-- START OF SUPPLIED MATERIAL --
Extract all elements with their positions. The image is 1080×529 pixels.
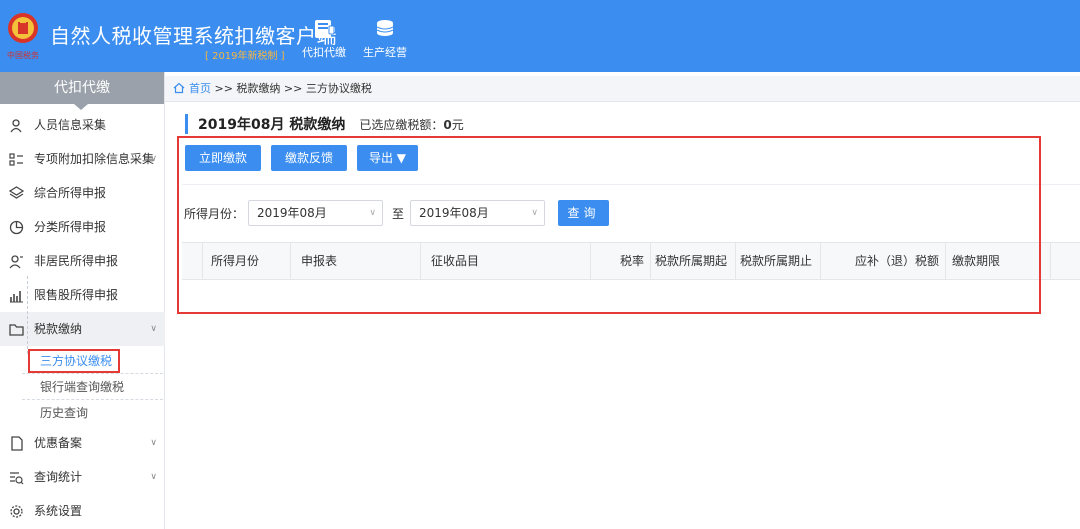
sidebar-item-label: 税款缴纳 [34, 322, 83, 336]
selected-amount: 已选应缴税额：0元 [359, 118, 464, 132]
chevron-down-icon: ∨ [150, 324, 157, 334]
sidebar-item-settings[interactable]: 系统设置 [0, 494, 165, 528]
topnav-label: 生产经营 [363, 46, 407, 59]
sidebar-item-preferential[interactable]: 优惠备案 ∨ [0, 426, 165, 460]
breadcrumb: 首页 >> 税款缴纳 >> 三方协议缴税 [165, 76, 1080, 102]
sidebar-item-query-stats[interactable]: 查询统计 ∨ [0, 460, 165, 494]
sidebar-item-special-deduction[interactable]: 专项附加扣除信息采集 ∨ [0, 142, 165, 176]
sidebar-item-restricted-shares[interactable]: 限售股所得申报 [0, 278, 165, 312]
sidebar-item-comprehensive[interactable]: 综合所得申报 [0, 176, 165, 210]
topnav-business[interactable]: 生产经营 [357, 18, 413, 60]
page-title: 2019年08月 税款缴纳 [198, 117, 346, 133]
app-subtitle: [ 2019年新税制 ] [205, 51, 285, 62]
sidebar-item-tax-payment[interactable]: 税款缴纳 ∨ [0, 312, 165, 346]
page-title-bar: 2019年08月 税款缴纳 已选应缴税额：0元 [185, 114, 464, 134]
sidebar-item-label: 非居民所得申报 [34, 254, 119, 268]
pie-icon [9, 220, 24, 235]
highlight-box [28, 349, 120, 373]
user-icon [9, 255, 23, 269]
sidebar-item-nonresident[interactable]: 非居民所得申报 [0, 244, 165, 278]
tax-emblem-icon: 中国税务 [7, 13, 39, 60]
chevron-down-icon: ∨ [150, 154, 157, 164]
list-icon [9, 153, 23, 166]
breadcrumb-path: >> 税款缴纳 >> 三方协议缴税 [211, 82, 372, 95]
submenu-guide-line [27, 276, 28, 354]
gear-icon [10, 505, 23, 518]
sidebar-item-classified[interactable]: 分类所得申报 [0, 210, 165, 244]
coins-icon [376, 20, 394, 36]
sidebar-item-label: 限售股所得申报 [34, 288, 119, 302]
folder-icon [9, 324, 24, 336]
sidebar-item-label: 分类所得申报 [34, 220, 107, 234]
topnav-withholding[interactable]: 代扣代缴 [296, 18, 352, 60]
sidebar-item-label: 专项附加扣除信息采集 [34, 152, 155, 166]
subitem-bank-query-payment[interactable]: 银行端查询缴税 [22, 374, 163, 400]
app-header: 中国税务 自然人税收管理系统扣缴客户端 [ 2019年新税制 ] 代扣代缴 生产… [0, 0, 1080, 72]
sidebar-item-label: 优惠备案 [34, 436, 83, 450]
doc-icon [11, 436, 23, 451]
sidebar-item-label: 系统设置 [34, 504, 83, 518]
bar-chart-icon [10, 291, 23, 303]
topnav-label: 代扣代缴 [302, 46, 346, 59]
breadcrumb-home-link[interactable]: 首页 [189, 82, 211, 95]
app-title: 自然人税收管理系统扣缴客户端 [50, 24, 337, 48]
sidebar-item-label: 查询统计 [34, 470, 83, 484]
table-column-divider [1050, 242, 1051, 280]
ledger-icon [315, 20, 335, 38]
chevron-down-icon: ∨ [150, 472, 157, 482]
sidebar-item-label: 人员信息采集 [34, 118, 107, 132]
chevron-down-icon: ∨ [150, 438, 157, 448]
person-icon [10, 119, 22, 133]
home-icon [173, 82, 185, 94]
sidebar-item-personnel[interactable]: 人员信息采集 [0, 108, 165, 142]
sidebar-heading: 代扣代缴 [0, 72, 164, 110]
svg-text:中国税务: 中国税务 [7, 50, 39, 60]
sidebar-item-label: 综合所得申报 [34, 186, 107, 200]
search-list-icon [10, 472, 24, 485]
subitem-history-query[interactable]: 历史查询 [22, 400, 163, 426]
highlight-box [177, 136, 1041, 314]
layers-icon [9, 186, 24, 199]
selected-amount-value: 0 [443, 118, 452, 132]
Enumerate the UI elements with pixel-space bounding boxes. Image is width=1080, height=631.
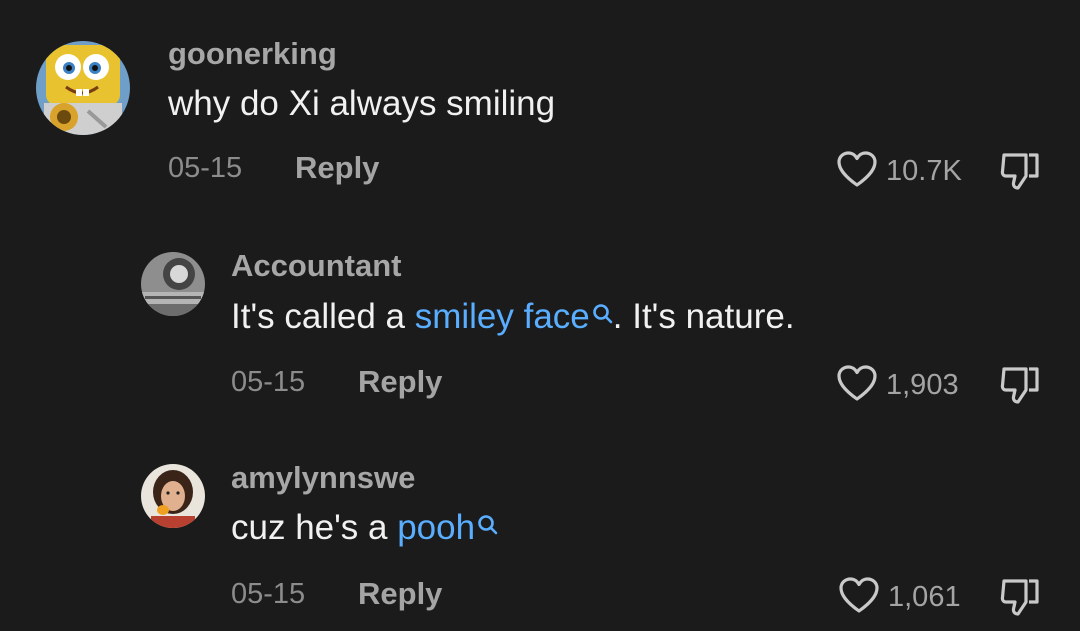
comment-username[interactable]: amylynnswe (231, 460, 415, 496)
dislike-button[interactable] (998, 576, 1044, 623)
dislike-button[interactable] (998, 150, 1044, 197)
reply-button[interactable]: Reply (358, 576, 442, 612)
like-button[interactable]: 1,061 (838, 576, 961, 619)
text-segment: . It's nature. (612, 297, 795, 336)
text-segment: cuz he's a (231, 508, 398, 547)
dislike-button[interactable] (998, 364, 1044, 411)
comment-date: 05-15 (231, 366, 306, 398)
like-count: 1,061 (888, 581, 961, 613)
text-segment: It's called a (231, 297, 415, 336)
comment-username[interactable]: Accountant (231, 248, 402, 284)
like-count: 1,903 (886, 369, 959, 401)
search-link-label: pooh (397, 508, 476, 547)
avatar[interactable] (36, 41, 130, 135)
comment-text: why do Xi always smiling (168, 84, 556, 123)
comment-text: cuz he's a pooh (231, 508, 498, 548)
search-link-label: smiley face (414, 297, 590, 336)
like-button[interactable]: 10.7K (836, 150, 962, 193)
reply-button[interactable]: Reply (358, 364, 442, 400)
heart-outline-icon (836, 150, 878, 193)
search-link[interactable]: smiley face (415, 297, 613, 336)
like-button[interactable]: 1,903 (836, 364, 959, 407)
search-icon (591, 295, 613, 335)
heart-outline-icon (838, 576, 880, 619)
thumbs-down-icon (1000, 367, 1039, 404)
avatar[interactable] (141, 252, 205, 316)
comment-username[interactable]: goonerking (168, 36, 337, 72)
comment-date: 05-15 (168, 152, 243, 184)
search-link[interactable]: pooh (397, 508, 498, 547)
heart-outline-icon (836, 364, 878, 407)
comment-date: 05-15 (231, 578, 306, 610)
reply-button[interactable]: Reply (295, 150, 379, 186)
thumbs-down-icon (1000, 579, 1039, 616)
comment-text: It's called a smiley face . It's nature. (231, 297, 795, 337)
thumbs-down-icon (1000, 153, 1039, 190)
like-count: 10.7K (886, 155, 962, 187)
search-icon (476, 506, 498, 546)
avatar[interactable] (141, 464, 205, 528)
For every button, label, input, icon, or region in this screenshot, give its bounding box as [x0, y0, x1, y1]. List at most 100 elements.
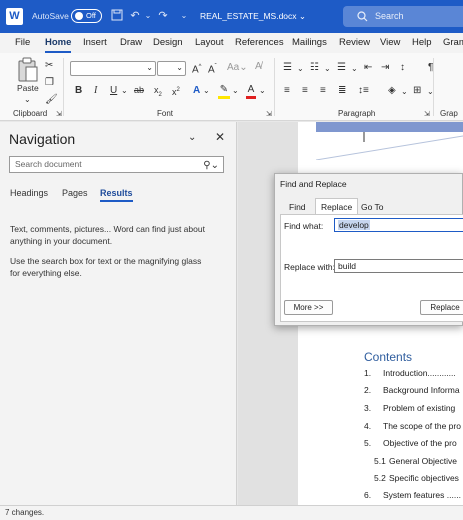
font-size-combo[interactable]: ⌄ [157, 61, 186, 76]
chevron-down-icon[interactable]: ⌄ [188, 132, 196, 143]
grow-font-icon[interactable]: A^ [192, 61, 202, 76]
highlight-icon[interactable]: ✎ [218, 83, 230, 99]
format-painter-icon[interactable]: 🖌 [45, 93, 58, 106]
save-icon[interactable] [110, 9, 124, 23]
undo-dropdown-icon[interactable]: ⌄ [141, 9, 155, 23]
tab-design[interactable]: Design [153, 37, 183, 48]
change-case-icon[interactable]: Aa⌄ [227, 61, 248, 74]
copy-icon[interactable]: ❐ [45, 76, 54, 89]
tab-results[interactable]: Results [100, 188, 133, 202]
dialog-title: Find and Replace [280, 179, 347, 189]
undo-icon[interactable]: ↶ [128, 9, 142, 23]
more-button[interactable]: More >> [284, 300, 333, 315]
toc-item[interactable]: Objective of the pro [383, 438, 457, 448]
text-effects-icon[interactable]: A [193, 84, 200, 97]
font-launcher-icon[interactable]: ⇲ [266, 108, 272, 121]
chevron-down-icon: ⌄ [146, 63, 153, 72]
clipboard-group-label: Clipboard [13, 109, 48, 118]
find-what-input[interactable]: develop [334, 218, 463, 232]
toc-item[interactable]: Problem of existing [383, 403, 455, 413]
toc-item[interactable]: Introduction............ [383, 368, 456, 378]
text-effects-dropdown-icon[interactable]: ⌄ [203, 84, 210, 97]
font-color-dropdown-icon[interactable]: ⌄ [259, 84, 266, 97]
ribbon-tabs: File Home Insert Draw Design Layout Refe… [0, 33, 463, 53]
replace-with-input[interactable]: build [334, 259, 463, 273]
paste-dropdown-icon[interactable]: ⌄ [24, 93, 31, 106]
align-center-icon[interactable]: ≡ [302, 84, 308, 97]
autosave-toggle[interactable]: Off [71, 9, 102, 23]
paragraph-launcher-icon[interactable]: ⇲ [424, 108, 430, 121]
tab-go-to[interactable]: Go To [361, 202, 384, 212]
toc-item[interactable]: Specific objectives [389, 473, 459, 483]
sort-icon[interactable]: ↕ [400, 61, 405, 74]
align-left-icon[interactable]: ≡ [284, 84, 290, 97]
close-icon[interactable]: ✕ [215, 130, 225, 144]
bullets-icon[interactable]: ☰ [283, 61, 292, 74]
tab-review[interactable]: Review [339, 37, 370, 48]
tab-find[interactable]: Find [289, 202, 306, 212]
tab-help[interactable]: Help [412, 37, 432, 48]
decrease-indent-icon[interactable]: ⇤ [364, 61, 372, 74]
underline-icon[interactable]: U [110, 84, 117, 97]
customize-toolbar-icon[interactable]: ⌄ [177, 9, 191, 23]
toc-item[interactable]: The scope of the pro [383, 421, 461, 431]
tab-file[interactable]: File [15, 37, 30, 48]
highlight-dropdown-icon[interactable]: ⌄ [232, 84, 239, 97]
find-what-label: Find what: [284, 221, 324, 231]
increase-indent-icon[interactable]: ⇥ [381, 61, 389, 74]
tab-view[interactable]: View [380, 37, 400, 48]
italic-icon[interactable]: I [94, 84, 97, 97]
numbering-icon[interactable]: ☷ [310, 61, 319, 74]
numbering-dropdown-icon[interactable]: ⌄ [324, 62, 331, 75]
tab-mailings[interactable]: Mailings [292, 37, 327, 48]
justify-icon[interactable]: ≣ [338, 84, 346, 97]
subscript-icon[interactable]: x2 [154, 84, 162, 102]
multilevel-list-icon[interactable]: ☰ [337, 61, 346, 74]
tab-headings[interactable]: Headings [10, 188, 48, 198]
tab-grammarly[interactable]: Gram [443, 37, 463, 48]
superscript-icon[interactable]: x2 [172, 84, 180, 99]
toc-item[interactable]: Background Informa [383, 385, 460, 395]
toc-title: Contents [364, 350, 413, 364]
shrink-font-icon[interactable]: Aˇ [208, 61, 217, 76]
line-spacing-icon[interactable]: ↕≡ [358, 84, 369, 97]
divider [63, 58, 64, 116]
multilevel-dropdown-icon[interactable]: ⌄ [351, 62, 358, 75]
tab-references[interactable]: References [235, 37, 284, 48]
underline-dropdown-icon[interactable]: ⌄ [121, 84, 128, 97]
search-document-input[interactable]: Search document ⚲⌄ [9, 156, 224, 173]
toc-item[interactable]: System features ...... [383, 490, 461, 500]
redo-icon[interactable]: ↷ [156, 9, 170, 23]
bold-icon[interactable]: B [75, 84, 82, 97]
replace-button[interactable]: Replace [420, 300, 463, 315]
tab-draw[interactable]: Draw [120, 37, 142, 48]
shading-icon[interactable]: ◈ [388, 84, 396, 97]
toc-item-num: 1. [364, 368, 372, 378]
clear-formatting-icon[interactable]: A̸ [255, 60, 262, 73]
font-name-combo[interactable]: ⌄ [70, 61, 156, 76]
document-filename[interactable]: REAL_ESTATE_MS.docx ⌄ [200, 11, 306, 22]
toc-item[interactable]: General Objective [389, 456, 457, 466]
tab-replace[interactable]: Replace [315, 198, 359, 214]
strikethrough-icon[interactable]: ab [134, 84, 144, 97]
bullets-dropdown-icon[interactable]: ⌄ [297, 62, 304, 75]
divider [274, 58, 275, 116]
align-right-icon[interactable]: ≡ [320, 84, 326, 97]
toc-item-num: 6. [364, 490, 372, 500]
search-box[interactable]: Search [343, 6, 463, 27]
tab-insert[interactable]: Insert [83, 37, 107, 48]
search-icon[interactable]: ⚲⌄ [203, 158, 219, 173]
shading-dropdown-icon[interactable]: ⌄ [401, 85, 408, 98]
navigation-pane: Navigation ⌄ ✕ Search document ⚲⌄ Headin… [0, 122, 237, 505]
results-hint: Use the search box for text or the magni… [10, 256, 202, 278]
font-color-icon[interactable]: A [246, 83, 256, 99]
tab-layout[interactable]: Layout [195, 37, 224, 48]
cover-shape [316, 122, 463, 132]
toc-item-num: 4. [364, 421, 372, 431]
borders-icon[interactable]: ⊞ [413, 84, 421, 97]
cut-icon[interactable]: ✂ [45, 59, 53, 72]
tab-home[interactable]: Home [45, 37, 72, 53]
paste-icon[interactable] [15, 57, 41, 85]
clipboard-launcher-icon[interactable]: ⇲ [56, 108, 62, 121]
tab-pages[interactable]: Pages [62, 188, 88, 198]
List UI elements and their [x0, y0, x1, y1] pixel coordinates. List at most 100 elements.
-- END OF SUPPLIED MATERIAL --
Copy out again the lines between the one holding "comment-username[interactable]: amylynnswe (231, 460, 415, 496)" and the one holding "text-segment: It's called", inclusive.

comment-username[interactable]: amylynnswe (231, 460, 415, 496)
dislike-button[interactable] (998, 576, 1044, 623)
dislike-button[interactable] (998, 150, 1044, 197)
reply-button[interactable]: Reply (358, 576, 442, 612)
like-button[interactable]: 1,061 (838, 576, 961, 619)
text-segment: . It's nature. (612, 297, 795, 336)
text-segment: cuz he's a (231, 508, 398, 547)
dislike-button[interactable] (998, 364, 1044, 411)
comment-date: 05-15 (231, 366, 306, 398)
like-count: 1,061 (888, 581, 961, 613)
text-segment: It's called a (231, 297, 415, 336)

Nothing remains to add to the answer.